# Exercise:
Pictures do not belong in the copy, so please give every entry below again exactly.

━━ Exercise inputs

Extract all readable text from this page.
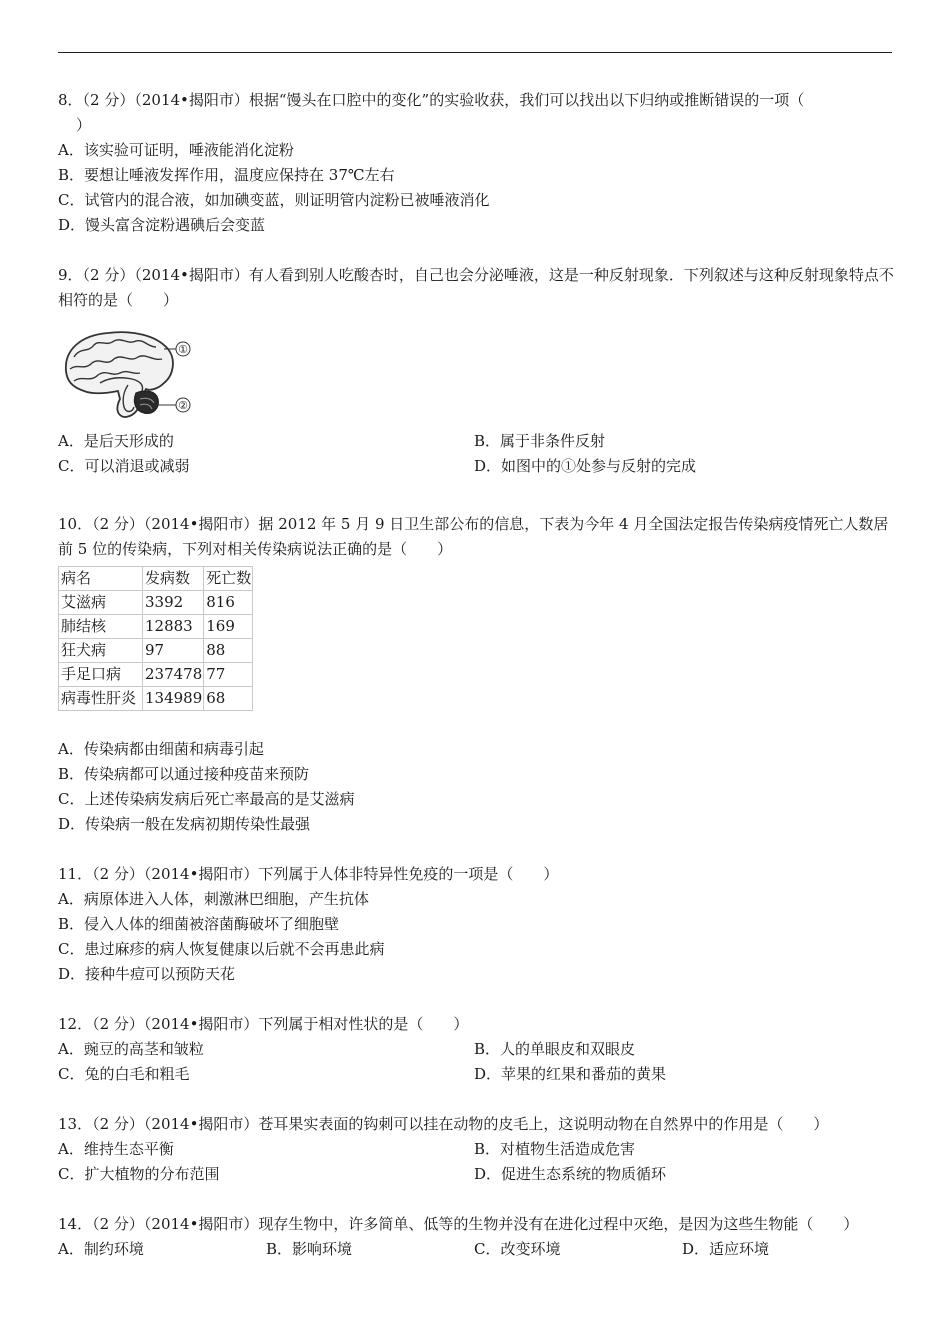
8．（2 分）（2014•揭阳市）根据“馒头在口腔中的变化”的实验收获，我们可以找出以下归纳或推断错误的一项（

）

A．该实验可证明，唾液能消化淀粉

B．要想让唾液发挥作用，温度应保持在 37℃左右

C．试管内的混合液，如加碘变蓝，则证明管内淀粉已被唾液消化

D．馒头富含淀粉遇碘后会变蓝

9．（2 分）（2014•揭阳市）有人看到别人吃酸杏时，自己也会分泌唾液，这是一种反射现象．下列叙述与这种反射现象特点不相符的是（　　）

①
②
A．是后天形成的	B．属于非条件反射
C．可以消退或减弱	D．如图中的①处参与反射的完成

10．（2 分）（2014•揭阳市）据 2012 年 5 月 9 日卫生部公布的信息，下表为今年 4 月全国法定报告传染病疫情死亡人数居前 5 位的传染病，下列对相关传染病说法正确的是（　　）

病名	发病数	死亡数
艾滋病	3392	816
肺结核	12883	169
狂犬病	97	88
手足口病	237478	77
病毒性肝炎	134989	68

A．传染病都由细菌和病毒引起

B．传染病都可以通过接种疫苗来预防

C．上述传染病发病后死亡率最高的是艾滋病

D．传染病一般在发病初期传染性最强

11．（2 分）（2014•揭阳市）下列属于人体非特异性免疫的一项是（　　）

A．病原体进入人体，刺激淋巴细胞，产生抗体

B．侵入人体的细菌被溶菌酶破坏了细胞壁

C．患过麻疹的病人恢复健康以后就不会再患此病

D．接种牛痘可以预防天花

12．（2 分）（2014•揭阳市）下列属于相对性状的是（　　）

A．豌豆的高茎和皱粒	B．人的单眼皮和双眼皮
C．兔的白毛和粗毛	D．苹果的红果和番茄的黄果

13．（2 分）（2014•揭阳市）苍耳果实表面的钩刺可以挂在动物的皮毛上，这说明动物在自然界中的作用是（　　）

A．维持生态平衡	B．对植物生活造成危害
C．扩大植物的分布范围	D．促进生态系统的物质循环

14．（2 分）（2014•揭阳市）现存生物中，许多简单、低等的生物并没有在进化过程中灭绝，是因为这些生物能（　　）

A．制约环境	B．影响环境	C．改变环境	D．适应环境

━━━━

# Final answer:
Extract all readable text from this page.
8．（2 分）（2014•揭阳市）根据“馒头在口腔中的变化”的实验收获，我们可以找出以下归纳或推断错误的一项（

）

A．该实验可证明，唾液能消化淀粉

B．要想让唾液发挥作用，温度应保持在 37℃左右

C．试管内的混合液，如加碘变蓝，则证明管内淀粉已被唾液消化

D．馒头富含淀粉遇碘后会变蓝

9．（2 分）（2014•揭阳市）有人看到别人吃酸杏时，自己也会分泌唾液，这是一种反射现象．下列叙述与这种反射现象特点不相符的是（　　）

①
②
A．是后天形成的	B．属于非条件反射
C．可以消退或减弱	D．如图中的①处参与反射的完成

10．（2 分）（2014•揭阳市）据 2012 年 5 月 9 日卫生部公布的信息，下表为今年 4 月全国法定报告传染病疫情死亡人数居前 5 位的传染病，下列对相关传染病说法正确的是（　　）

病名	发病数	死亡数
艾滋病	3392	816
肺结核	12883	169
狂犬病	97	88
手足口病	237478	77
病毒性肝炎	134989	68

A．传染病都由细菌和病毒引起

B．传染病都可以通过接种疫苗来预防

C．上述传染病发病后死亡率最高的是艾滋病

D．传染病一般在发病初期传染性最强

11．（2 分）（2014•揭阳市）下列属于人体非特异性免疫的一项是（　　）

A．病原体进入人体，刺激淋巴细胞，产生抗体

B．侵入人体的细菌被溶菌酶破坏了细胞壁

C．患过麻疹的病人恢复健康以后就不会再患此病

D．接种牛痘可以预防天花

12．（2 分）（2014•揭阳市）下列属于相对性状的是（　　）

A．豌豆的高茎和皱粒	B．人的单眼皮和双眼皮
C．兔的白毛和粗毛	D．苹果的红果和番茄的黄果

13．（2 分）（2014•揭阳市）苍耳果实表面的钩刺可以挂在动物的皮毛上，这说明动物在自然界中的作用是（　　）

A．维持生态平衡	B．对植物生活造成危害
C．扩大植物的分布范围	D．促进生态系统的物质循环

14．（2 分）（2014•揭阳市）现存生物中，许多简单、低等的生物并没有在进化过程中灭绝，是因为这些生物能（　　）

A．制约环境	B．影响环境	C．改变环境	D．适应环境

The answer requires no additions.